TO BE DONE: Write out each line that follows exactly as it stands, without the pictures.

'''

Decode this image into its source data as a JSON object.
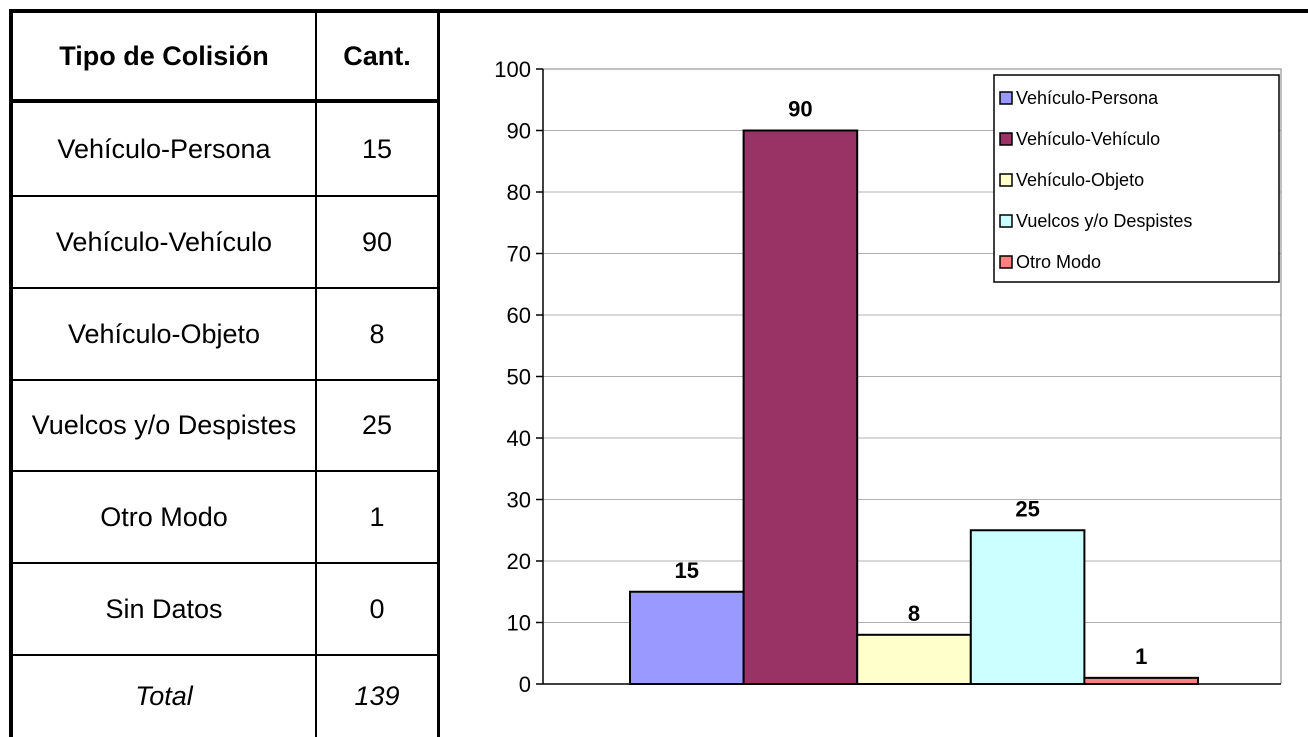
{
  "table": {
    "header": {
      "name": "Tipo de Colisión",
      "value": "Cant."
    },
    "rows": [
      {
        "name": "Vehículo-Persona",
        "value": "15"
      },
      {
        "name": "Vehículo-Vehículo",
        "value": "90"
      },
      {
        "name": "Vehículo-Objeto",
        "value": "8"
      },
      {
        "name": "Vuelcos y/o Despistes",
        "value": "25"
      },
      {
        "name": "Otro Modo",
        "value": "1"
      },
      {
        "name": "Sin Datos",
        "value": "0"
      }
    ],
    "total": {
      "name": "Total",
      "value": "139"
    }
  },
  "chart_data": {
    "type": "bar",
    "title": "",
    "xlabel": "",
    "ylabel": "",
    "ylim": [
      0,
      100
    ],
    "y_ticks": [
      0,
      10,
      20,
      30,
      40,
      50,
      60,
      70,
      80,
      90,
      100
    ],
    "grid": true,
    "legend_position": "top-right",
    "series": [
      {
        "name": "Vehículo-Persona",
        "value": 15,
        "color": "#9999FF"
      },
      {
        "name": "Vehículo-Vehículo",
        "value": 90,
        "color": "#993366"
      },
      {
        "name": "Vehículo-Objeto",
        "value": 8,
        "color": "#FFFFCC"
      },
      {
        "name": "Vuelcos y/o Despistes",
        "value": 25,
        "color": "#CCFFFF"
      },
      {
        "name": "Otro Modo",
        "value": 1,
        "color": "#FF8080"
      }
    ]
  }
}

'''

FULL OUTPUT:
Decode this image into its source data as a JSON object.
{
  "table": {
    "header": {
      "name": "Tipo de Colisión",
      "value": "Cant."
    },
    "rows": [
      {
        "name": "Vehículo-Persona",
        "value": "15"
      },
      {
        "name": "Vehículo-Vehículo",
        "value": "90"
      },
      {
        "name": "Vehículo-Objeto",
        "value": "8"
      },
      {
        "name": "Vuelcos y/o Despistes",
        "value": "25"
      },
      {
        "name": "Otro Modo",
        "value": "1"
      },
      {
        "name": "Sin Datos",
        "value": "0"
      }
    ],
    "total": {
      "name": "Total",
      "value": "139"
    }
  },
  "chart_data": {
    "type": "bar",
    "title": "",
    "xlabel": "",
    "ylabel": "",
    "ylim": [
      0,
      100
    ],
    "y_ticks": [
      0,
      10,
      20,
      30,
      40,
      50,
      60,
      70,
      80,
      90,
      100
    ],
    "grid": true,
    "legend_position": "top-right",
    "series": [
      {
        "name": "Vehículo-Persona",
        "value": 15,
        "color": "#9999FF"
      },
      {
        "name": "Vehículo-Vehículo",
        "value": 90,
        "color": "#993366"
      },
      {
        "name": "Vehículo-Objeto",
        "value": 8,
        "color": "#FFFFCC"
      },
      {
        "name": "Vuelcos y/o Despistes",
        "value": 25,
        "color": "#CCFFFF"
      },
      {
        "name": "Otro Modo",
        "value": 1,
        "color": "#FF8080"
      }
    ]
  }
}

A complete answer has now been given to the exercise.